→ Stated problem: Set down the full listing exactly, character for character.

- - - -

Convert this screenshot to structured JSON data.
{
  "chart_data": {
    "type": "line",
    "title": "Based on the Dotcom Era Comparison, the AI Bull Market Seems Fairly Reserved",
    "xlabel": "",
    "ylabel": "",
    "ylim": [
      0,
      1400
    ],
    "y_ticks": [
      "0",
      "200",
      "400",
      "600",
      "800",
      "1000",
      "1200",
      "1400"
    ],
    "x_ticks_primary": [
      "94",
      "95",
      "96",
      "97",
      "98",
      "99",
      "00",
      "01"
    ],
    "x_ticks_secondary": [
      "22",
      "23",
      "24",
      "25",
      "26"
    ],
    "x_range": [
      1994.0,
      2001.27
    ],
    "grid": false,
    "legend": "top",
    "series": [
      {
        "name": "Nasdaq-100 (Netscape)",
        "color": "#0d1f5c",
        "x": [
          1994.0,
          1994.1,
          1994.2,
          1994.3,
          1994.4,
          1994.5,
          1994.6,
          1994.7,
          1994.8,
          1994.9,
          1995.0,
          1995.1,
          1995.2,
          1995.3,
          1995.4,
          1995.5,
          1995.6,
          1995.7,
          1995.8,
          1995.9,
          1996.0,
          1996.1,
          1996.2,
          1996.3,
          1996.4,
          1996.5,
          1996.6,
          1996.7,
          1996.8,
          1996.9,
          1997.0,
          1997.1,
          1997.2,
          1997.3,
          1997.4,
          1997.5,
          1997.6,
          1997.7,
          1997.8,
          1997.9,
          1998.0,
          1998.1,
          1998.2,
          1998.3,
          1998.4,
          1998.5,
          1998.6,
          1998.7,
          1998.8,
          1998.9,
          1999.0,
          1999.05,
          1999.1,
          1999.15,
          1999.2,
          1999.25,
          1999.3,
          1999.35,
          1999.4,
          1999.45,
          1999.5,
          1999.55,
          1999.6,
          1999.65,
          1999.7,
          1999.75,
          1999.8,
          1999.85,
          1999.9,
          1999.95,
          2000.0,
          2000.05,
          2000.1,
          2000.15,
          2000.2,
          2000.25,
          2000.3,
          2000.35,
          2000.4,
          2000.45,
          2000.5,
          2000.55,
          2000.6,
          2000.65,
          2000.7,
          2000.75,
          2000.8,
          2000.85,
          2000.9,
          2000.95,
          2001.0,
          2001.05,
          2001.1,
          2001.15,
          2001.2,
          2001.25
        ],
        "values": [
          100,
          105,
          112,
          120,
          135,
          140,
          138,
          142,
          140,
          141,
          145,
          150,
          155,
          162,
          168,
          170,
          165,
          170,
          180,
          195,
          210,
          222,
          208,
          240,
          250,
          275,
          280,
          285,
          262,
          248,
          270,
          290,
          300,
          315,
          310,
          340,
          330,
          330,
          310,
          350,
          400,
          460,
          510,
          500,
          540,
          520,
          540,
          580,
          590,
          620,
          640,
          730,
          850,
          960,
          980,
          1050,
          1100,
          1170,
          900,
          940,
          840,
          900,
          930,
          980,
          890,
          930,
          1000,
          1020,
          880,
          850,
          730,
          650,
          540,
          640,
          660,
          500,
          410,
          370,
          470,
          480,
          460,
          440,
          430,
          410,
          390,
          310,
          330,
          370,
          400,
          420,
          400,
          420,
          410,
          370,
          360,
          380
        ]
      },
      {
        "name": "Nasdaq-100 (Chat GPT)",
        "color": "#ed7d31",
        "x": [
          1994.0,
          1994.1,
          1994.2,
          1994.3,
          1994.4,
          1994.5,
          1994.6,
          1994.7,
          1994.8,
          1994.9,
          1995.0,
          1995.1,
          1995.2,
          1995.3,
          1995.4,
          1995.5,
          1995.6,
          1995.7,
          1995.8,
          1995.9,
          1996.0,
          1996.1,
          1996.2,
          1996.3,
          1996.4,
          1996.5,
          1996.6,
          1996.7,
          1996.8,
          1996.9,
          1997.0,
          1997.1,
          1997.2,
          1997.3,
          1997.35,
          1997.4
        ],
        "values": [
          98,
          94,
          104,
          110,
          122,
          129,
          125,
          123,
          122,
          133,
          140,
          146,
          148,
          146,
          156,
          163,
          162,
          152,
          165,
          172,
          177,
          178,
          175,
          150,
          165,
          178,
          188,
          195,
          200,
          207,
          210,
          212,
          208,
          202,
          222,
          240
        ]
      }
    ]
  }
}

- - - -

→ Result of the exercise:
Convert this screenshot to structured JSON data.
{
  "chart_data": {
    "type": "line",
    "title": "Based on the Dotcom Era Comparison, the AI Bull Market Seems Fairly Reserved",
    "xlabel": "",
    "ylabel": "",
    "ylim": [
      0,
      1400
    ],
    "y_ticks": [
      "0",
      "200",
      "400",
      "600",
      "800",
      "1000",
      "1200",
      "1400"
    ],
    "x_ticks_primary": [
      "94",
      "95",
      "96",
      "97",
      "98",
      "99",
      "00",
      "01"
    ],
    "x_ticks_secondary": [
      "22",
      "23",
      "24",
      "25",
      "26"
    ],
    "x_range": [
      1994.0,
      2001.27
    ],
    "grid": false,
    "legend": "top",
    "series": [
      {
        "name": "Nasdaq-100 (Netscape)",
        "color": "#0d1f5c",
        "x": [
          1994.0,
          1994.1,
          1994.2,
          1994.3,
          1994.4,
          1994.5,
          1994.6,
          1994.7,
          1994.8,
          1994.9,
          1995.0,
          1995.1,
          1995.2,
          1995.3,
          1995.4,
          1995.5,
          1995.6,
          1995.7,
          1995.8,
          1995.9,
          1996.0,
          1996.1,
          1996.2,
          1996.3,
          1996.4,
          1996.5,
          1996.6,
          1996.7,
          1996.8,
          1996.9,
          1997.0,
          1997.1,
          1997.2,
          1997.3,
          1997.4,
          1997.5,
          1997.6,
          1997.7,
          1997.8,
          1997.9,
          1998.0,
          1998.1,
          1998.2,
          1998.3,
          1998.4,
          1998.5,
          1998.6,
          1998.7,
          1998.8,
          1998.9,
          1999.0,
          1999.05,
          1999.1,
          1999.15,
          1999.2,
          1999.25,
          1999.3,
          1999.35,
          1999.4,
          1999.45,
          1999.5,
          1999.55,
          1999.6,
          1999.65,
          1999.7,
          1999.75,
          1999.8,
          1999.85,
          1999.9,
          1999.95,
          2000.0,
          2000.05,
          2000.1,
          2000.15,
          2000.2,
          2000.25,
          2000.3,
          2000.35,
          2000.4,
          2000.45,
          2000.5,
          2000.55,
          2000.6,
          2000.65,
          2000.7,
          2000.75,
          2000.8,
          2000.85,
          2000.9,
          2000.95,
          2001.0,
          2001.05,
          2001.1,
          2001.15,
          2001.2,
          2001.25
        ],
        "values": [
          100,
          105,
          112,
          120,
          135,
          140,
          138,
          142,
          140,
          141,
          145,
          150,
          155,
          162,
          168,
          170,
          165,
          170,
          180,
          195,
          210,
          222,
          208,
          240,
          250,
          275,
          280,
          285,
          262,
          248,
          270,
          290,
          300,
          315,
          310,
          340,
          330,
          330,
          310,
          350,
          400,
          460,
          510,
          500,
          540,
          520,
          540,
          580,
          590,
          620,
          640,
          730,
          850,
          960,
          980,
          1050,
          1100,
          1170,
          900,
          940,
          840,
          900,
          930,
          980,
          890,
          930,
          1000,
          1020,
          880,
          850,
          730,
          650,
          540,
          640,
          660,
          500,
          410,
          370,
          470,
          480,
          460,
          440,
          430,
          410,
          390,
          310,
          330,
          370,
          400,
          420,
          400,
          420,
          410,
          370,
          360,
          380
        ]
      },
      {
        "name": "Nasdaq-100 (Chat GPT)",
        "color": "#ed7d31",
        "x": [
          1994.0,
          1994.1,
          1994.2,
          1994.3,
          1994.4,
          1994.5,
          1994.6,
          1994.7,
          1994.8,
          1994.9,
          1995.0,
          1995.1,
          1995.2,
          1995.3,
          1995.4,
          1995.5,
          1995.6,
          1995.7,
          1995.8,
          1995.9,
          1996.0,
          1996.1,
          1996.2,
          1996.3,
          1996.4,
          1996.5,
          1996.6,
          1996.7,
          1996.8,
          1996.9,
          1997.0,
          1997.1,
          1997.2,
          1997.3,
          1997.35,
          1997.4
        ],
        "values": [
          98,
          94,
          104,
          110,
          122,
          129,
          125,
          123,
          122,
          133,
          140,
          146,
          148,
          146,
          156,
          163,
          162,
          152,
          165,
          172,
          177,
          178,
          175,
          150,
          165,
          178,
          188,
          195,
          200,
          207,
          210,
          212,
          208,
          202,
          222,
          240
        ]
      }
    ]
  }
}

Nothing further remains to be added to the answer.